Given request -
Extract each line where the string "不复出焉" shows up.

** start Information supplied **

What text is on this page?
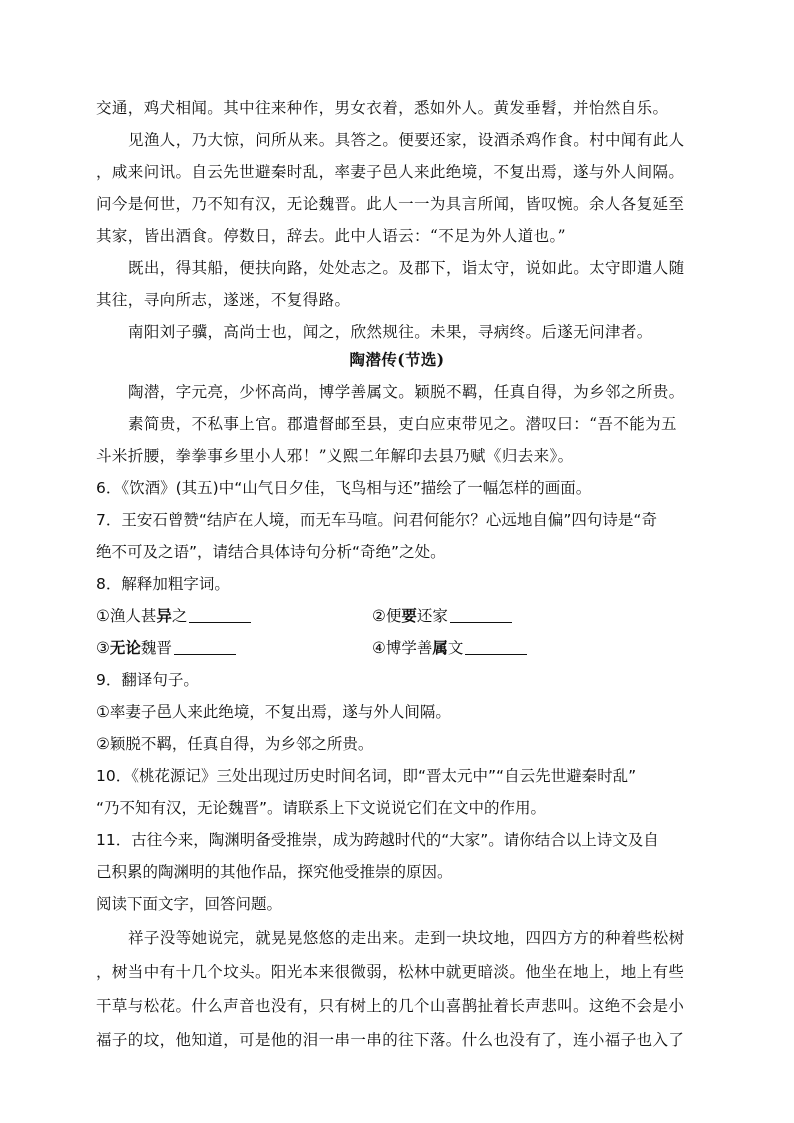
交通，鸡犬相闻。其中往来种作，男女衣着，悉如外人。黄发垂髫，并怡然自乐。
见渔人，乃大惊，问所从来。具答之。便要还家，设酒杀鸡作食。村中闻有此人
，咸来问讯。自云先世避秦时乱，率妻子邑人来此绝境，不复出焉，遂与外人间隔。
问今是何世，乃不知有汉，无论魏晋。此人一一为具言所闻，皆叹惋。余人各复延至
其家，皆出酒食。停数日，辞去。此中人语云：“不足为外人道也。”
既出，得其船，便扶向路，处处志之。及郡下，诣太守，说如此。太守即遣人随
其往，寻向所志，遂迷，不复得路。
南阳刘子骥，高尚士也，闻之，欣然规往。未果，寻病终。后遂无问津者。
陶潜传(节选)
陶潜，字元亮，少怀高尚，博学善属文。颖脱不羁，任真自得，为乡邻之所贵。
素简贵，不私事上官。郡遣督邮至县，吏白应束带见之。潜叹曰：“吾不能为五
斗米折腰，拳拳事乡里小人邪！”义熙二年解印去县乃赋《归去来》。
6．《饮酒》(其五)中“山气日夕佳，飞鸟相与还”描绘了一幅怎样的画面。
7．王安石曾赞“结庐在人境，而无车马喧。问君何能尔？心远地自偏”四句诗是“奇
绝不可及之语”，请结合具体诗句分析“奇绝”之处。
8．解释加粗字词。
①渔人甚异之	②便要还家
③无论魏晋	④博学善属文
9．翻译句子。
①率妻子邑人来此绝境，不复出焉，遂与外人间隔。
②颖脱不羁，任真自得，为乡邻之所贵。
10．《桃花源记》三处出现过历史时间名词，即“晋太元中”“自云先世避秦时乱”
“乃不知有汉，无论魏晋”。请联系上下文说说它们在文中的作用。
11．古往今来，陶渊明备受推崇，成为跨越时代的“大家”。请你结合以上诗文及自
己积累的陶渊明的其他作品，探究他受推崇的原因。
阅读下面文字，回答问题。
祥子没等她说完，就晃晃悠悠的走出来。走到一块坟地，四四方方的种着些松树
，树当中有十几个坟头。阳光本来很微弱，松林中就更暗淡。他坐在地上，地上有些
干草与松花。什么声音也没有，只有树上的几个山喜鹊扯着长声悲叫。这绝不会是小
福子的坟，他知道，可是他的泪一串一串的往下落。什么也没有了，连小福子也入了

** end Information supplied **
** start Information supplied **

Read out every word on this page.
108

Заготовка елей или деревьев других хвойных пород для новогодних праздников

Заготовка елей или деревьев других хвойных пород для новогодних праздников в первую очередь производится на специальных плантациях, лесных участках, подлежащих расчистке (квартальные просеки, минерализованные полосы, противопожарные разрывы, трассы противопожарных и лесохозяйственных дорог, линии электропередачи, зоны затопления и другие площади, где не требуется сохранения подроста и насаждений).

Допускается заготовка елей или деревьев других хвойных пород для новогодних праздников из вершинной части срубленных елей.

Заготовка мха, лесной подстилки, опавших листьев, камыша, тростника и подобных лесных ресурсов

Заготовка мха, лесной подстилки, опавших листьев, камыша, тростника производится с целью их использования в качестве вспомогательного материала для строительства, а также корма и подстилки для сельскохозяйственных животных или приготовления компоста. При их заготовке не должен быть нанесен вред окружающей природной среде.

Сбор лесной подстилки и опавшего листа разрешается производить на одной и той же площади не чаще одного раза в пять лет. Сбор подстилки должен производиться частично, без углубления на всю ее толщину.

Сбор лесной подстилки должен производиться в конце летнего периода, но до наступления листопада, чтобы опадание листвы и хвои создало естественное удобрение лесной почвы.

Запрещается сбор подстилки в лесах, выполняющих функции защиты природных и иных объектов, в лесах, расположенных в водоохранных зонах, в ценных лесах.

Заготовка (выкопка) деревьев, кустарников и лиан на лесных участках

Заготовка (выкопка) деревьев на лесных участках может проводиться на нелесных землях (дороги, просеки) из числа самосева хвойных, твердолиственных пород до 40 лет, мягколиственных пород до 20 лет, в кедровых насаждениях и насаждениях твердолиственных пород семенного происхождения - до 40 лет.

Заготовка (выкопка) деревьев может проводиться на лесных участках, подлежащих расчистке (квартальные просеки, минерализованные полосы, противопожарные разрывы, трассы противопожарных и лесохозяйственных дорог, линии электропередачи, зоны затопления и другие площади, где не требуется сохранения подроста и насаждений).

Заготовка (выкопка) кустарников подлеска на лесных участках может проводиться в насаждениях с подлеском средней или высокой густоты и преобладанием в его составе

** end Information supplied **

Task solution -
，咸来问讯。自云先世避秦时乱，率妻子邑人来此绝境，不复出焉，遂与外人间隔。
①率妻子邑人来此绝境，不复出焉，遂与外人间隔。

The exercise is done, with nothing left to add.